• PROBLEM DESCRIPTION
Write out each line exactly as given. Leave the pictures out of your copy.

____ DATA EXCERPTS

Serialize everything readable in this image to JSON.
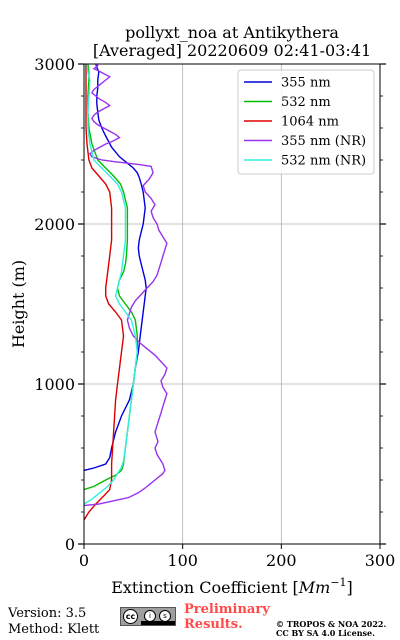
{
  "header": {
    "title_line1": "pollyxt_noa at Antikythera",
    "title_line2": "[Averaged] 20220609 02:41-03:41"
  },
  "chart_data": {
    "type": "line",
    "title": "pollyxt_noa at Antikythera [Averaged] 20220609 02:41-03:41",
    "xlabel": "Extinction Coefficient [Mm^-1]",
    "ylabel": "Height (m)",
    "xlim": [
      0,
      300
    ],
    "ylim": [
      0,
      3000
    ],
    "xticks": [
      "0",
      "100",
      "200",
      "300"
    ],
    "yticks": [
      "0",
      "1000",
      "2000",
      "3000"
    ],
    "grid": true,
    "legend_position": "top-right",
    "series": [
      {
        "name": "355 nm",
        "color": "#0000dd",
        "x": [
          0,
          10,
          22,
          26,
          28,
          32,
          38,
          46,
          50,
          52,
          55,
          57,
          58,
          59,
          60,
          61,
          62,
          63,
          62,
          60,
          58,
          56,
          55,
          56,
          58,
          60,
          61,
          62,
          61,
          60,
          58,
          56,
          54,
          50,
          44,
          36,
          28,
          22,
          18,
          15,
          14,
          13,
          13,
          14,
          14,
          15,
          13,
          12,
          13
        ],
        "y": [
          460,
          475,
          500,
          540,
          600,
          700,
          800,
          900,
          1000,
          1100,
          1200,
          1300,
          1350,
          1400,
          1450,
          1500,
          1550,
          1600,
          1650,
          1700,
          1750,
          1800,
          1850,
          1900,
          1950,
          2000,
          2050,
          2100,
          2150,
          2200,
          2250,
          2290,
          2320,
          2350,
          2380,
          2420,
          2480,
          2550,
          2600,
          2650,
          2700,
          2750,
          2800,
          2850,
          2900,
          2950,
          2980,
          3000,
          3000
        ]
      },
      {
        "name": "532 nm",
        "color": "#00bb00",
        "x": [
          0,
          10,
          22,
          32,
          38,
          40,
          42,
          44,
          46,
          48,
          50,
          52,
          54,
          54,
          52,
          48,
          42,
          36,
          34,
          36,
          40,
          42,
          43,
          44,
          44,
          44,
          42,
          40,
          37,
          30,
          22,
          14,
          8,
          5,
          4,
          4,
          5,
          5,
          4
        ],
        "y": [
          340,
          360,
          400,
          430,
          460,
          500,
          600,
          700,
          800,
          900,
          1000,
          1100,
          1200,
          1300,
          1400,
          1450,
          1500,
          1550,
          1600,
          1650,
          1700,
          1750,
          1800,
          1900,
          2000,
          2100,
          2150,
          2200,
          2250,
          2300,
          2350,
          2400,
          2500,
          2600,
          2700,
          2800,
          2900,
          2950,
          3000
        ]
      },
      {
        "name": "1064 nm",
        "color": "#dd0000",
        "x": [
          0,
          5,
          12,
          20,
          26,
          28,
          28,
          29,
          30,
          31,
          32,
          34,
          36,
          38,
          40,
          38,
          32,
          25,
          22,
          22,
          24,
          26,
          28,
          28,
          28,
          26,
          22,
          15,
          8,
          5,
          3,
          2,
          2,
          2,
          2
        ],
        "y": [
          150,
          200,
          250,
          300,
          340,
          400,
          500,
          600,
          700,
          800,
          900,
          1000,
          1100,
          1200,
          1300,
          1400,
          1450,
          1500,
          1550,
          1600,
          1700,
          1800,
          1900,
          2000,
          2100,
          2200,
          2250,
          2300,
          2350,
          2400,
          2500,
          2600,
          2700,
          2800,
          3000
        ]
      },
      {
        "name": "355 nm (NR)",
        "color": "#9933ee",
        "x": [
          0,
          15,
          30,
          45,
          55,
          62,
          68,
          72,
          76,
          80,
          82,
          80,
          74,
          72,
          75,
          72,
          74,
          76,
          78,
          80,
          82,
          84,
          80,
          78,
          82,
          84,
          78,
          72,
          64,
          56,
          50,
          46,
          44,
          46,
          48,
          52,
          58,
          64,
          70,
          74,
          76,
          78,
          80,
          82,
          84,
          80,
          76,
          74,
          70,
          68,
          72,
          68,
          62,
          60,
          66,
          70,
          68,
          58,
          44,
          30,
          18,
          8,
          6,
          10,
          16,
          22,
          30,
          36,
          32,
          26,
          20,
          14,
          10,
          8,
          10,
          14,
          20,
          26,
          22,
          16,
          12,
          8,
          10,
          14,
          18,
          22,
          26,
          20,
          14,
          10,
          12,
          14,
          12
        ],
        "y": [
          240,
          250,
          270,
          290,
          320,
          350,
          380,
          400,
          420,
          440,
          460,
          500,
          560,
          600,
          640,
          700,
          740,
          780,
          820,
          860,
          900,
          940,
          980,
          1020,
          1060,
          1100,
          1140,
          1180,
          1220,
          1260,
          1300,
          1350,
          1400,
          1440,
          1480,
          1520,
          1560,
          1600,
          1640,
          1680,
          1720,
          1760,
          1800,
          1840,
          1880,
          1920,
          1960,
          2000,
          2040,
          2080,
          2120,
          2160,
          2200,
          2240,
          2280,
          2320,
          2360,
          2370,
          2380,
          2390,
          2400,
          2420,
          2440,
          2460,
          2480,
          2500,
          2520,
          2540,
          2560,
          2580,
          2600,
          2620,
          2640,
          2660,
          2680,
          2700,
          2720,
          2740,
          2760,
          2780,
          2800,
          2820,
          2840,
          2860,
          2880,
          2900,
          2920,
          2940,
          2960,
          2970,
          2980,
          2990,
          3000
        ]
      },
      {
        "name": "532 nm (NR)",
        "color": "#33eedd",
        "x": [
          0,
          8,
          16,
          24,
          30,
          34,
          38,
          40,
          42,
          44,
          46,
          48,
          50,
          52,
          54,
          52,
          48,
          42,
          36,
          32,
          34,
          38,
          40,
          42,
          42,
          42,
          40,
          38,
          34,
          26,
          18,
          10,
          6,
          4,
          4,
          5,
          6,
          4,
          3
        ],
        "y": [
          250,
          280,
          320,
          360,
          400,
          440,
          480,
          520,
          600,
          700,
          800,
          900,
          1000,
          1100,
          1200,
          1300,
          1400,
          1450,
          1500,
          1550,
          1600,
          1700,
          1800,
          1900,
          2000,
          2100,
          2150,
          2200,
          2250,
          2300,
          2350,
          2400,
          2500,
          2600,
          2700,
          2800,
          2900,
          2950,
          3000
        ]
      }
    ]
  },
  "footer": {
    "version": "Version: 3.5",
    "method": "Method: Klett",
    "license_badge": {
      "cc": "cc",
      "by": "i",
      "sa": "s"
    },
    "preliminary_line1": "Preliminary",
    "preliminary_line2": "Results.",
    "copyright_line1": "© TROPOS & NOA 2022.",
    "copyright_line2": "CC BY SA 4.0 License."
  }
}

________

• RESULT OF THIS TASK
Serialize everything readable in this image to JSON.
{
  "header": {
    "title_line1": "pollyxt_noa at Antikythera",
    "title_line2": "[Averaged] 20220609 02:41-03:41"
  },
  "chart_data": {
    "type": "line",
    "title": "pollyxt_noa at Antikythera [Averaged] 20220609 02:41-03:41",
    "xlabel": "Extinction Coefficient [Mm^-1]",
    "ylabel": "Height (m)",
    "xlim": [
      0,
      300
    ],
    "ylim": [
      0,
      3000
    ],
    "xticks": [
      "0",
      "100",
      "200",
      "300"
    ],
    "yticks": [
      "0",
      "1000",
      "2000",
      "3000"
    ],
    "grid": true,
    "legend_position": "top-right",
    "series": [
      {
        "name": "355 nm",
        "color": "#0000dd",
        "x": [
          0,
          10,
          22,
          26,
          28,
          32,
          38,
          46,
          50,
          52,
          55,
          57,
          58,
          59,
          60,
          61,
          62,
          63,
          62,
          60,
          58,
          56,
          55,
          56,
          58,
          60,
          61,
          62,
          61,
          60,
          58,
          56,
          54,
          50,
          44,
          36,
          28,
          22,
          18,
          15,
          14,
          13,
          13,
          14,
          14,
          15,
          13,
          12,
          13
        ],
        "y": [
          460,
          475,
          500,
          540,
          600,
          700,
          800,
          900,
          1000,
          1100,
          1200,
          1300,
          1350,
          1400,
          1450,
          1500,
          1550,
          1600,
          1650,
          1700,
          1750,
          1800,
          1850,
          1900,
          1950,
          2000,
          2050,
          2100,
          2150,
          2200,
          2250,
          2290,
          2320,
          2350,
          2380,
          2420,
          2480,
          2550,
          2600,
          2650,
          2700,
          2750,
          2800,
          2850,
          2900,
          2950,
          2980,
          3000,
          3000
        ]
      },
      {
        "name": "532 nm",
        "color": "#00bb00",
        "x": [
          0,
          10,
          22,
          32,
          38,
          40,
          42,
          44,
          46,
          48,
          50,
          52,
          54,
          54,
          52,
          48,
          42,
          36,
          34,
          36,
          40,
          42,
          43,
          44,
          44,
          44,
          42,
          40,
          37,
          30,
          22,
          14,
          8,
          5,
          4,
          4,
          5,
          5,
          4
        ],
        "y": [
          340,
          360,
          400,
          430,
          460,
          500,
          600,
          700,
          800,
          900,
          1000,
          1100,
          1200,
          1300,
          1400,
          1450,
          1500,
          1550,
          1600,
          1650,
          1700,
          1750,
          1800,
          1900,
          2000,
          2100,
          2150,
          2200,
          2250,
          2300,
          2350,
          2400,
          2500,
          2600,
          2700,
          2800,
          2900,
          2950,
          3000
        ]
      },
      {
        "name": "1064 nm",
        "color": "#dd0000",
        "x": [
          0,
          5,
          12,
          20,
          26,
          28,
          28,
          29,
          30,
          31,
          32,
          34,
          36,
          38,
          40,
          38,
          32,
          25,
          22,
          22,
          24,
          26,
          28,
          28,
          28,
          26,
          22,
          15,
          8,
          5,
          3,
          2,
          2,
          2,
          2
        ],
        "y": [
          150,
          200,
          250,
          300,
          340,
          400,
          500,
          600,
          700,
          800,
          900,
          1000,
          1100,
          1200,
          1300,
          1400,
          1450,
          1500,
          1550,
          1600,
          1700,
          1800,
          1900,
          2000,
          2100,
          2200,
          2250,
          2300,
          2350,
          2400,
          2500,
          2600,
          2700,
          2800,
          3000
        ]
      },
      {
        "name": "355 nm (NR)",
        "color": "#9933ee",
        "x": [
          0,
          15,
          30,
          45,
          55,
          62,
          68,
          72,
          76,
          80,
          82,
          80,
          74,
          72,
          75,
          72,
          74,
          76,
          78,
          80,
          82,
          84,
          80,
          78,
          82,
          84,
          78,
          72,
          64,
          56,
          50,
          46,
          44,
          46,
          48,
          52,
          58,
          64,
          70,
          74,
          76,
          78,
          80,
          82,
          84,
          80,
          76,
          74,
          70,
          68,
          72,
          68,
          62,
          60,
          66,
          70,
          68,
          58,
          44,
          30,
          18,
          8,
          6,
          10,
          16,
          22,
          30,
          36,
          32,
          26,
          20,
          14,
          10,
          8,
          10,
          14,
          20,
          26,
          22,
          16,
          12,
          8,
          10,
          14,
          18,
          22,
          26,
          20,
          14,
          10,
          12,
          14,
          12
        ],
        "y": [
          240,
          250,
          270,
          290,
          320,
          350,
          380,
          400,
          420,
          440,
          460,
          500,
          560,
          600,
          640,
          700,
          740,
          780,
          820,
          860,
          900,
          940,
          980,
          1020,
          1060,
          1100,
          1140,
          1180,
          1220,
          1260,
          1300,
          1350,
          1400,
          1440,
          1480,
          1520,
          1560,
          1600,
          1640,
          1680,
          1720,
          1760,
          1800,
          1840,
          1880,
          1920,
          1960,
          2000,
          2040,
          2080,
          2120,
          2160,
          2200,
          2240,
          2280,
          2320,
          2360,
          2370,
          2380,
          2390,
          2400,
          2420,
          2440,
          2460,
          2480,
          2500,
          2520,
          2540,
          2560,
          2580,
          2600,
          2620,
          2640,
          2660,
          2680,
          2700,
          2720,
          2740,
          2760,
          2780,
          2800,
          2820,
          2840,
          2860,
          2880,
          2900,
          2920,
          2940,
          2960,
          2970,
          2980,
          2990,
          3000
        ]
      },
      {
        "name": "532 nm (NR)",
        "color": "#33eedd",
        "x": [
          0,
          8,
          16,
          24,
          30,
          34,
          38,
          40,
          42,
          44,
          46,
          48,
          50,
          52,
          54,
          52,
          48,
          42,
          36,
          32,
          34,
          38,
          40,
          42,
          42,
          42,
          40,
          38,
          34,
          26,
          18,
          10,
          6,
          4,
          4,
          5,
          6,
          4,
          3
        ],
        "y": [
          250,
          280,
          320,
          360,
          400,
          440,
          480,
          520,
          600,
          700,
          800,
          900,
          1000,
          1100,
          1200,
          1300,
          1400,
          1450,
          1500,
          1550,
          1600,
          1700,
          1800,
          1900,
          2000,
          2100,
          2150,
          2200,
          2250,
          2300,
          2350,
          2400,
          2500,
          2600,
          2700,
          2800,
          2900,
          2950,
          3000
        ]
      }
    ]
  },
  "footer": {
    "version": "Version: 3.5",
    "method": "Method: Klett",
    "license_badge": {
      "cc": "cc",
      "by": "i",
      "sa": "s"
    },
    "preliminary_line1": "Preliminary",
    "preliminary_line2": "Results.",
    "copyright_line1": "© TROPOS & NOA 2022.",
    "copyright_line2": "CC BY SA 4.0 License."
  }
}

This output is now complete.